→ Task
Each entry that follows is to be retyped exactly. Pictures do not belong in the copy.

┄┄┄┄┄┄┄┄┄┄┄┄┄┄┄┄┄┄┄┄

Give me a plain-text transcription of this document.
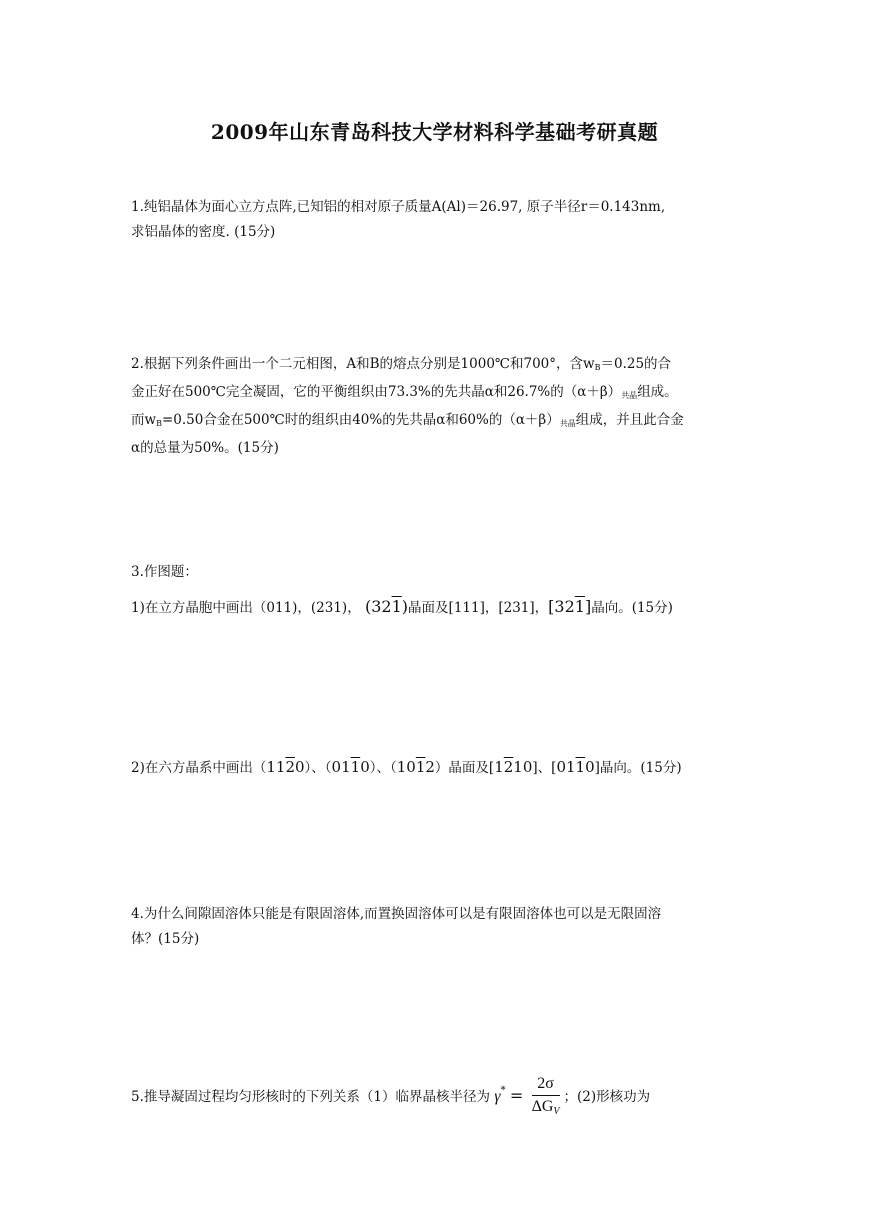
2009年山东青岛科技大学材料科学基础考研真题
1.纯铝晶体为面心立方点阵,已知铝的相对原子质量A(Al)＝26.97, 原子半径r＝0.143nm,
求铝晶体的密度. (15分)
2.根据下列条件画出一个二元相图，A和B的熔点分别是1000℃和700°，含$w_B=0.25$的合
金正好在500℃完全凝固，它的平衡组织由73.3%的先共晶α和26.7%的$(\alpha+\beta)_{共晶}$组成。
而$w_B=0.50$合金在500℃时的组织由40%的先共晶α和60%的$(\alpha+\beta)_{共晶}$组成，并且此合金
α的总量为50%。(15分)
3.作图题：
1)在立方晶胞中画出（011)，(231)， (321)晶面及[111]，[231]，[321]晶向。(15分)
2)在六方晶系中画出（1120）、（0110）、（1012）晶面及[1210]、[0110]晶向。(15分)
4.为什么间隙固溶体只能是有限固溶体,而置换固溶体可以是有限固溶体也可以是无限固溶
体？(15分)
5.推导凝固过程均匀形核时的下列关系（1）临界晶核半径为 $\gamma^* = \frac{2\sigma}{\text{ΔGV}}$ ；(2)形核功为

┄┄┄┄┄┄┄┄┄┄┄┄┄┄┄┄┄┄┄┄

→ Solution to this problem
Give me a plain-text transcription of this document.
2009年山东青岛科技大学材料科学基础考研真题
1.纯铝晶体为面心立方点阵,已知铝的相对原子质量A(Al)＝26.97, 原子半径r＝0.143nm,
求铝晶体的密度. (15分)
2.根据下列条件画出一个二元相图，A和B的熔点分别是1000℃和700°，含$w_B=0.25$的合
金正好在500℃完全凝固，它的平衡组织由73.3%的先共晶α和26.7%的$(\alpha+\beta)_{共晶}$组成。
而$w_B=0.50$合金在500℃时的组织由40%的先共晶α和60%的$(\alpha+\beta)_{共晶}$组成，并且此合金
α的总量为50%。(15分)
3.作图题：
1)在立方晶胞中画出（011)，(231)， (321)晶面及[111]，[231]，[321]晶向。(15分)
2)在六方晶系中画出（1120）、（0110）、（1012）晶面及[1210]、[0110]晶向。(15分)
4.为什么间隙固溶体只能是有限固溶体,而置换固溶体可以是有限固溶体也可以是无限固溶
体？(15分)
5.推导凝固过程均匀形核时的下列关系（1）临界晶核半径为 $\gamma^* = \frac{2\sigma}{\text{ΔGV}}$ ；(2)形核功为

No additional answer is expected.